— start —

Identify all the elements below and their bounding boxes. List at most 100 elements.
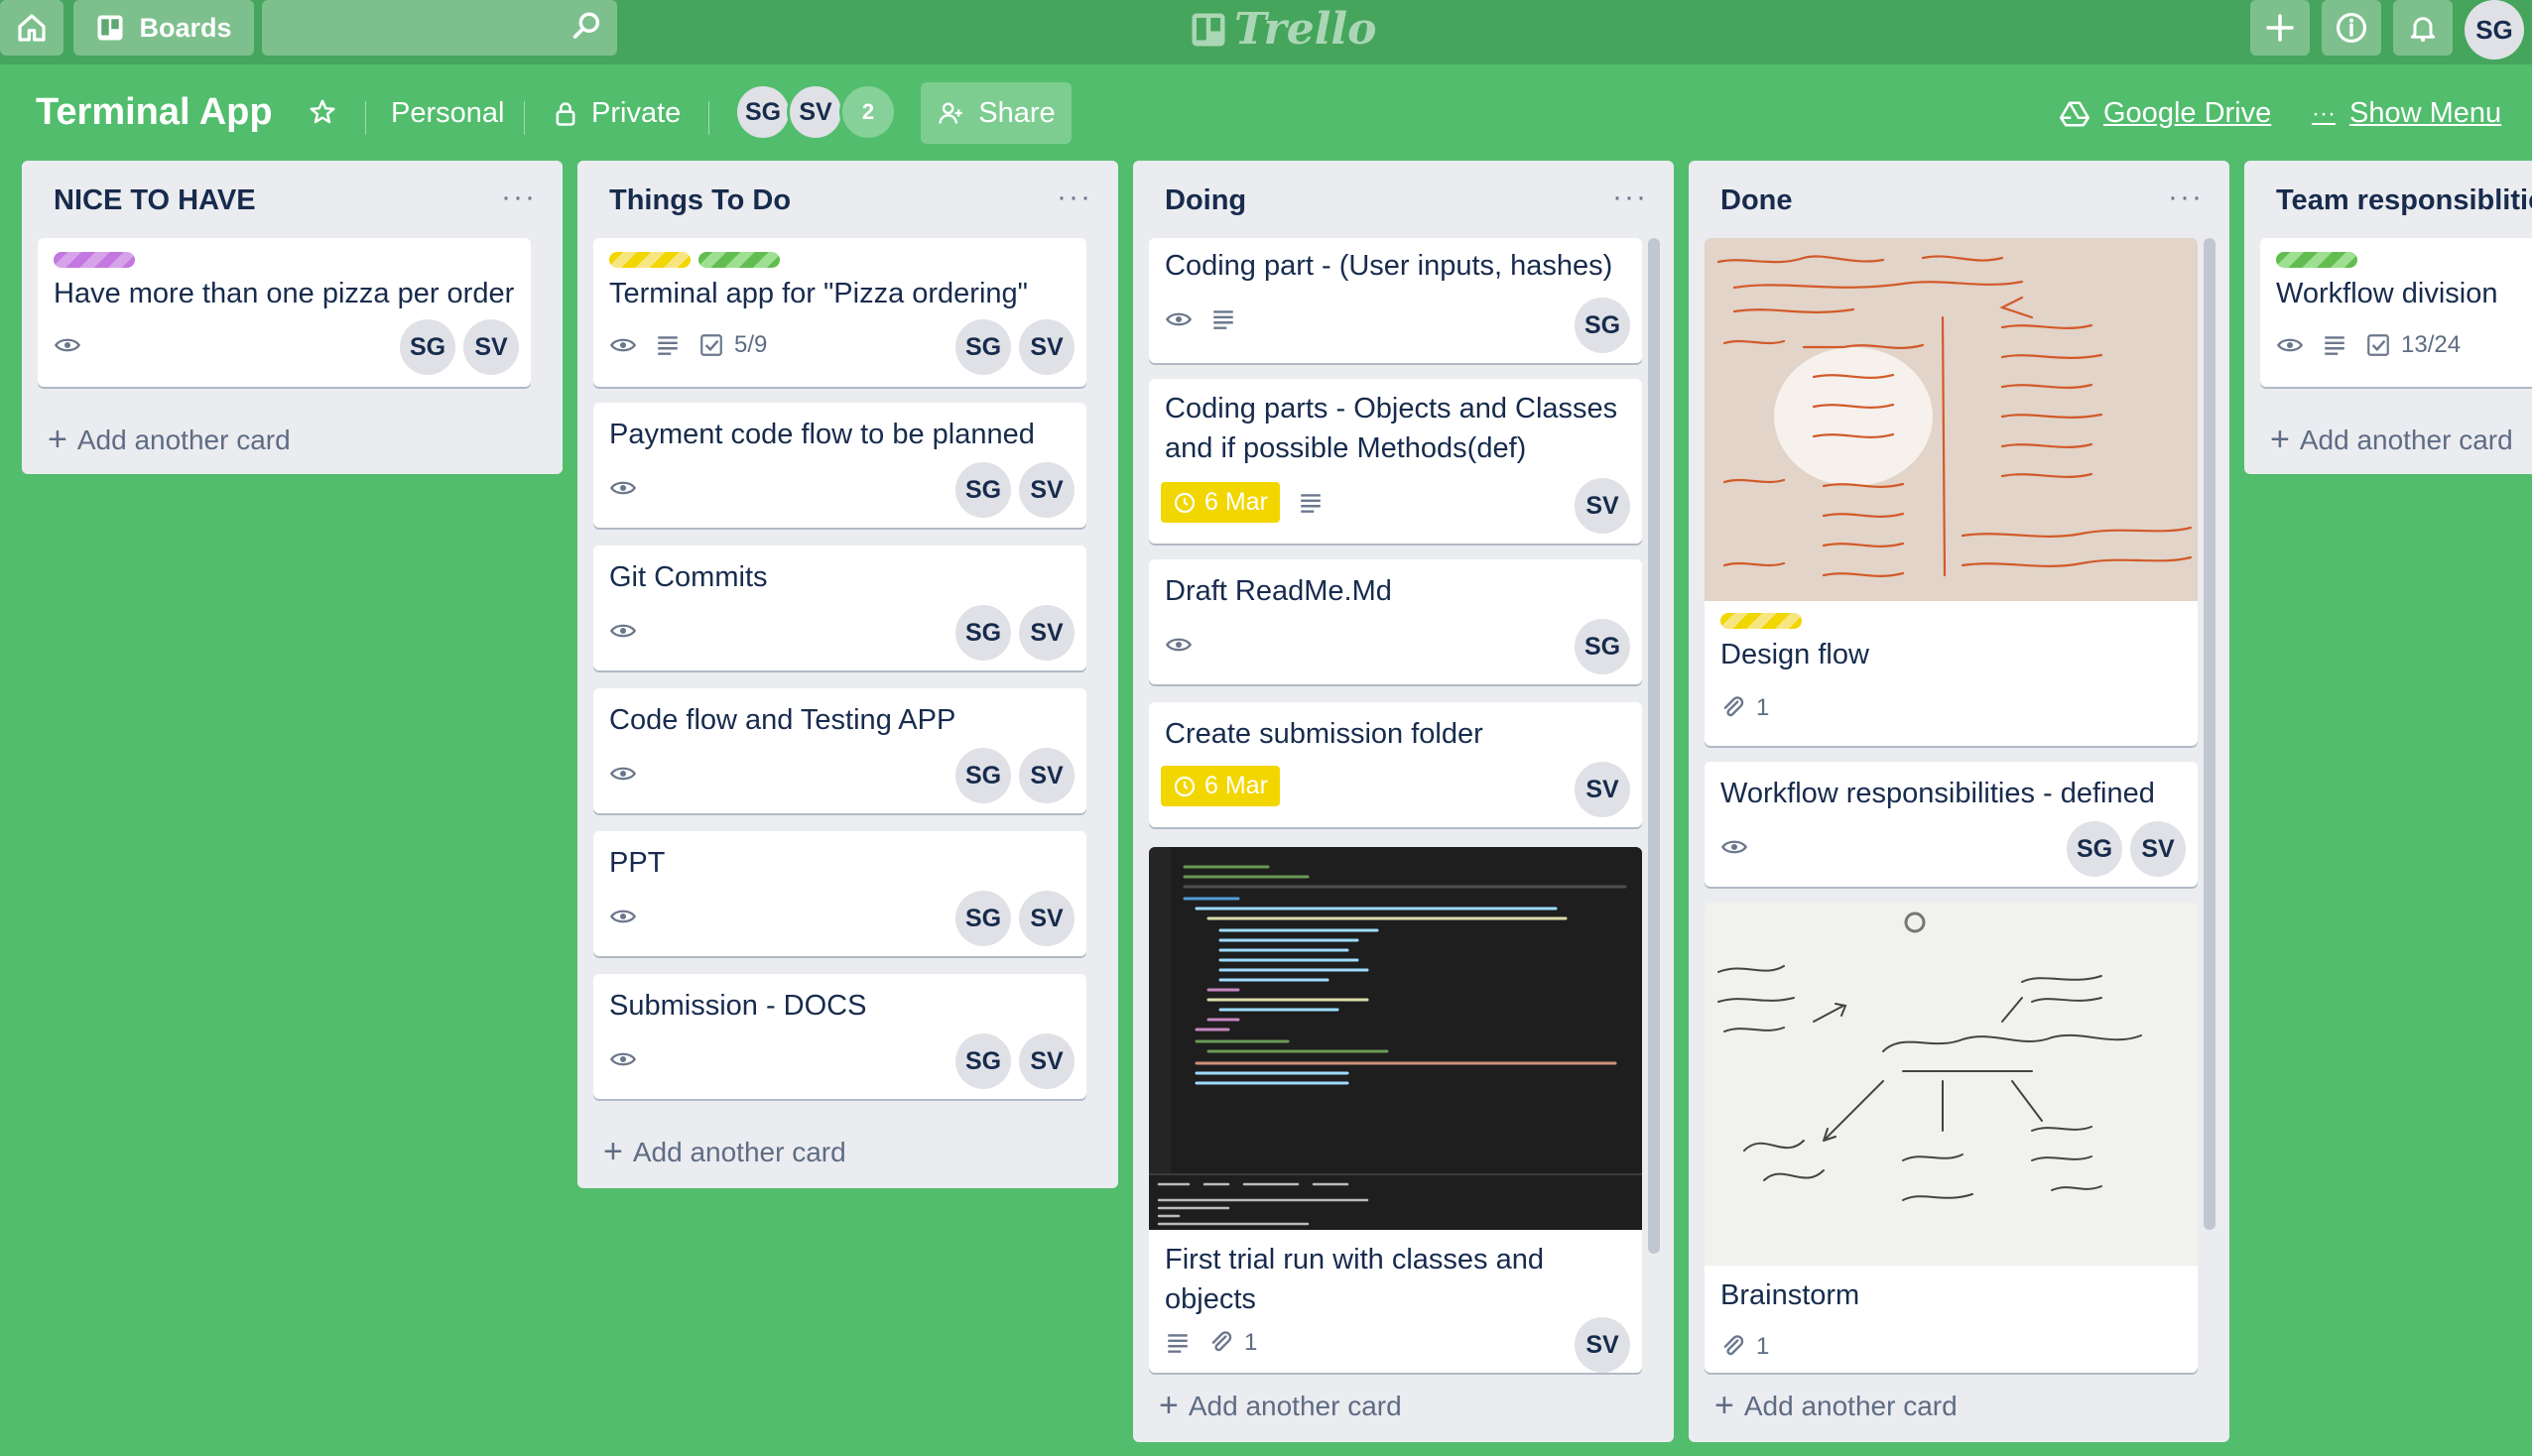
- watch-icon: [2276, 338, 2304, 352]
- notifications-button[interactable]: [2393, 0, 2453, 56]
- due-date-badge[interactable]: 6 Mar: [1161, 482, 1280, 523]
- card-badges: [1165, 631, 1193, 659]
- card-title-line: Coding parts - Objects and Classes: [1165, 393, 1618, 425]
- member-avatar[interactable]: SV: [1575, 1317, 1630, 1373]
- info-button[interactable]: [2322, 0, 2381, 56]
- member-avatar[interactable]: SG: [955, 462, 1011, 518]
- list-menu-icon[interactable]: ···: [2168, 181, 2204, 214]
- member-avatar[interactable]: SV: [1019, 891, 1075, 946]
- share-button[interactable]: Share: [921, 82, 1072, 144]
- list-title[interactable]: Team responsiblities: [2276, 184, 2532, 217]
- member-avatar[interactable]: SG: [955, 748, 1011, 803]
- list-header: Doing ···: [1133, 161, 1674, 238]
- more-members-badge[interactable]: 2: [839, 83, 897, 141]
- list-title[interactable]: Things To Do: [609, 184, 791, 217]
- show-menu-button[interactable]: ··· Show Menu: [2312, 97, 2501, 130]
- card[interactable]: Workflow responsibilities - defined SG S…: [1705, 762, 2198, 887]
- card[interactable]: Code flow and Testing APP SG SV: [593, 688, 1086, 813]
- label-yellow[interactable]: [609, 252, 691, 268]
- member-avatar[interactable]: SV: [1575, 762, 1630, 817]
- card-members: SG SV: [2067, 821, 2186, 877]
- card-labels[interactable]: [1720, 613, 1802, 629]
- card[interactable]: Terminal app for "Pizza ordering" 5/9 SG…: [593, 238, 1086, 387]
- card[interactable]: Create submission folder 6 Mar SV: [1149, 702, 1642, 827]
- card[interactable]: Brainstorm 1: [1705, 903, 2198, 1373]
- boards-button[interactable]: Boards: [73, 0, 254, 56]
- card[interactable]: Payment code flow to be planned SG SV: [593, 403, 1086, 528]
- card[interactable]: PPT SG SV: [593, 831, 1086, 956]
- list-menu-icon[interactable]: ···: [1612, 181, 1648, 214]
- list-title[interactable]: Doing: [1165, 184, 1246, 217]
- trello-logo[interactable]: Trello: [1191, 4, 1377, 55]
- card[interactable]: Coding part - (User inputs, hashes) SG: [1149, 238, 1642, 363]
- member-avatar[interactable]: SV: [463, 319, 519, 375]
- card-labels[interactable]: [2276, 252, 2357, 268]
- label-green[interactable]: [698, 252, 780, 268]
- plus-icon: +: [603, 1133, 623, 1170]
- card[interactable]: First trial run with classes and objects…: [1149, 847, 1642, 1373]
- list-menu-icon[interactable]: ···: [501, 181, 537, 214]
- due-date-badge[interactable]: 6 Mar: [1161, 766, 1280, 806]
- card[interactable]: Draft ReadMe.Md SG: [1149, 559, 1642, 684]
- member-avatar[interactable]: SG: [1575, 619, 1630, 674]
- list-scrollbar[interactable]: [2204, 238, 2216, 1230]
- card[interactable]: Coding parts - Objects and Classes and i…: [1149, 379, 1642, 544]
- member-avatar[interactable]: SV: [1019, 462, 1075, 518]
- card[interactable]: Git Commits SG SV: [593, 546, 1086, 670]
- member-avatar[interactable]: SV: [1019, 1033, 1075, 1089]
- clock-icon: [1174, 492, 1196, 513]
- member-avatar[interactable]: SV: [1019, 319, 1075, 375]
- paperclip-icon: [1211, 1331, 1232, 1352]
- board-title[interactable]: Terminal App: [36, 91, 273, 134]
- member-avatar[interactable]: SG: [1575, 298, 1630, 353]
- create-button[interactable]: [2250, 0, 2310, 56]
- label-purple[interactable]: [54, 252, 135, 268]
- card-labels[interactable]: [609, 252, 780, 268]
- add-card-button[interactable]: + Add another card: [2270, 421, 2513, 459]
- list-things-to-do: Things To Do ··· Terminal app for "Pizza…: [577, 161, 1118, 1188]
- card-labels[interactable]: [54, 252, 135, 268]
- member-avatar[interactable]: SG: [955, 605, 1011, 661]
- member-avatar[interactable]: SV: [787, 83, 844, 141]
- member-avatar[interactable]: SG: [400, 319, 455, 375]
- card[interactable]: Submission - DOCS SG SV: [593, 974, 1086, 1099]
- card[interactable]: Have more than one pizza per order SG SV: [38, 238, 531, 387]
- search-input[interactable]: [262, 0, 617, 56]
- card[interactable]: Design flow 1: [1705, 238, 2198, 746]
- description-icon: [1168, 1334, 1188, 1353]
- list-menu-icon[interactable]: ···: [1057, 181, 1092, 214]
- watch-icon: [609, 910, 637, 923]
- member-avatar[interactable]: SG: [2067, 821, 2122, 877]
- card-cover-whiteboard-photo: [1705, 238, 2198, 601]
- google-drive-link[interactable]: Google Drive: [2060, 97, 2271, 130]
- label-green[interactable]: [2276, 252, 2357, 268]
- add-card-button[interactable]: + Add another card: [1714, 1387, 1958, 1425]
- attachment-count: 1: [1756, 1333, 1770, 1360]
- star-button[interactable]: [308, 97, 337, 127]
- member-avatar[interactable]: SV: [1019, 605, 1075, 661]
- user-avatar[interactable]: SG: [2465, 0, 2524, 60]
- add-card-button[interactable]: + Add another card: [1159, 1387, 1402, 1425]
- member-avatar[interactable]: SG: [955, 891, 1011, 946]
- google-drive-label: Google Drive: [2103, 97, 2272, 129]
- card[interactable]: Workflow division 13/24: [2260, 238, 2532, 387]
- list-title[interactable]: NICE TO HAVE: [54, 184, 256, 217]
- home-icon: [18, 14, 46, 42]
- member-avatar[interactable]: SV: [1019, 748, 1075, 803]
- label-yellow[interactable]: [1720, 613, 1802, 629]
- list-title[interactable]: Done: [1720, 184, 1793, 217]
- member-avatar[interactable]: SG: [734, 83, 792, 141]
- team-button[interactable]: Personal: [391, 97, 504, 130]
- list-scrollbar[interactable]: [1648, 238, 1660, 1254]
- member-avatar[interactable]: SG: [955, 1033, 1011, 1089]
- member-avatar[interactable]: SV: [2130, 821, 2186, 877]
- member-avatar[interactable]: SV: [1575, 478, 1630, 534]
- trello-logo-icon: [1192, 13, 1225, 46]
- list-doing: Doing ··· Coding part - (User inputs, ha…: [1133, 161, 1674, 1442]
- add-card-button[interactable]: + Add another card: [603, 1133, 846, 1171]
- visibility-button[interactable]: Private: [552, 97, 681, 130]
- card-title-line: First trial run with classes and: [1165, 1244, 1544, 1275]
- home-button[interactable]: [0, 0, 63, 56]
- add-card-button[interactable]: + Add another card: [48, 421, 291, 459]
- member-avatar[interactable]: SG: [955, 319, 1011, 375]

— end —

Exercise description: Starting at the line of the listing that contains "- watch-icon: [2276, 338, 2304, 352]", reproduce each line word for word, and stop after the line that contains "- card-title-line: Coding".

Written solution:
- watch-icon: [2276, 338, 2304, 352]
- notifications-button[interactable]: [2393, 0, 2453, 56]
- due-date-badge[interactable]: 6 Mar: [1161, 482, 1280, 523]
- card-badges: [1165, 631, 1193, 659]
- card-title-line: Coding parts - Objects and Classes: [1165, 393, 1618, 425]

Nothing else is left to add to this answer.